BEGIN Task data

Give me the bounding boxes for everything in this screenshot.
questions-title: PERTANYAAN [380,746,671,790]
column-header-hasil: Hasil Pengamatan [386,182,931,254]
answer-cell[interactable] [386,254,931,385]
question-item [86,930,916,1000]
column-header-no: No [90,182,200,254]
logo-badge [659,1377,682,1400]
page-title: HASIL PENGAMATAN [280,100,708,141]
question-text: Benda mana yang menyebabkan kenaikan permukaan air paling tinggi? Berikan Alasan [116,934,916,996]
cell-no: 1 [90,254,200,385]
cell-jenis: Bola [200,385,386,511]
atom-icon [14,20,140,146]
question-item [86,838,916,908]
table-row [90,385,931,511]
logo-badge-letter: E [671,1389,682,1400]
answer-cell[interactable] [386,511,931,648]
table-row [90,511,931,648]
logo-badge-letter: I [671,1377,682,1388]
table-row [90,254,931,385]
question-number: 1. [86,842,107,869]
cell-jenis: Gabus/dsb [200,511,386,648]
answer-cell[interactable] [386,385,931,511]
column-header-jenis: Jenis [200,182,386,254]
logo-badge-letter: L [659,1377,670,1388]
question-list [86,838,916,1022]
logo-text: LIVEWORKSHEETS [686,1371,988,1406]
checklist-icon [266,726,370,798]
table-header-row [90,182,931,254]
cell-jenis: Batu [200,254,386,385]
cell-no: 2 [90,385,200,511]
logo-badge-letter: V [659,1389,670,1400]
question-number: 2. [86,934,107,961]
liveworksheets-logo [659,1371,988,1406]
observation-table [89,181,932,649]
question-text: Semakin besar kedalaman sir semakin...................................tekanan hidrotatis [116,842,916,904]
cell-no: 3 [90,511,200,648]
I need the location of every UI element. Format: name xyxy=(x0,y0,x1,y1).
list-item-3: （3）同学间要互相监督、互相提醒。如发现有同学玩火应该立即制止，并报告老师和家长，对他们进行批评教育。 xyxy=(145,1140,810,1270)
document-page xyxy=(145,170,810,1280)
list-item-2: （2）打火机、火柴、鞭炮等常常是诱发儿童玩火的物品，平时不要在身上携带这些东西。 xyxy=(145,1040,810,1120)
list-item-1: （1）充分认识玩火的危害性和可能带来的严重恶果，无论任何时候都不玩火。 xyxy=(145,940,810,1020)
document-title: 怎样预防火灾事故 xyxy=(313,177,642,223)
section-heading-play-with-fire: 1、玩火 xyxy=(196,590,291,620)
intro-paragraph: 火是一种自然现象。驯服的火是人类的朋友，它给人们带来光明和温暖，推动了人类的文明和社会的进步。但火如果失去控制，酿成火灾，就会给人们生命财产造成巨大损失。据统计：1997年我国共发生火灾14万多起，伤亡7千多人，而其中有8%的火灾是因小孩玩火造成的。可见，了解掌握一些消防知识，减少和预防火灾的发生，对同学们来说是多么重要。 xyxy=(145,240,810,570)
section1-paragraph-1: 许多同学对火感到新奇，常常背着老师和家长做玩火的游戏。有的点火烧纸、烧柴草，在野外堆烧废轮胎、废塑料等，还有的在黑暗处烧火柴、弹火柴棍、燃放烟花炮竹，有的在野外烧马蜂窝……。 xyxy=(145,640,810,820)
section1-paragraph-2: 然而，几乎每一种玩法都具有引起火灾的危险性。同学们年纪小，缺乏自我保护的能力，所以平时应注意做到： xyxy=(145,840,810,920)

END Task data

■ Written request ■
Copy out the rows word for word, starting at the very first one and ending at the row that contains "logo-badge-letter: E [671,1389,682,1400]", with both of those included.

■ Response for this exercise ■
Give me the bounding boxes for everything in this screenshot.
questions-title: PERTANYAAN [380,746,671,790]
column-header-hasil: Hasil Pengamatan [386,182,931,254]
answer-cell[interactable] [386,254,931,385]
question-item [86,930,916,1000]
column-header-no: No [90,182,200,254]
logo-badge [659,1377,682,1400]
page-title: HASIL PENGAMATAN [280,100,708,141]
question-text: Benda mana yang menyebabkan kenaikan permukaan air paling tinggi? Berikan Alasan [116,934,916,996]
cell-no: 1 [90,254,200,385]
cell-jenis: Bola [200,385,386,511]
atom-icon [14,20,140,146]
question-item [86,838,916,908]
table-row [90,385,931,511]
logo-badge-letter: E [671,1389,682,1400]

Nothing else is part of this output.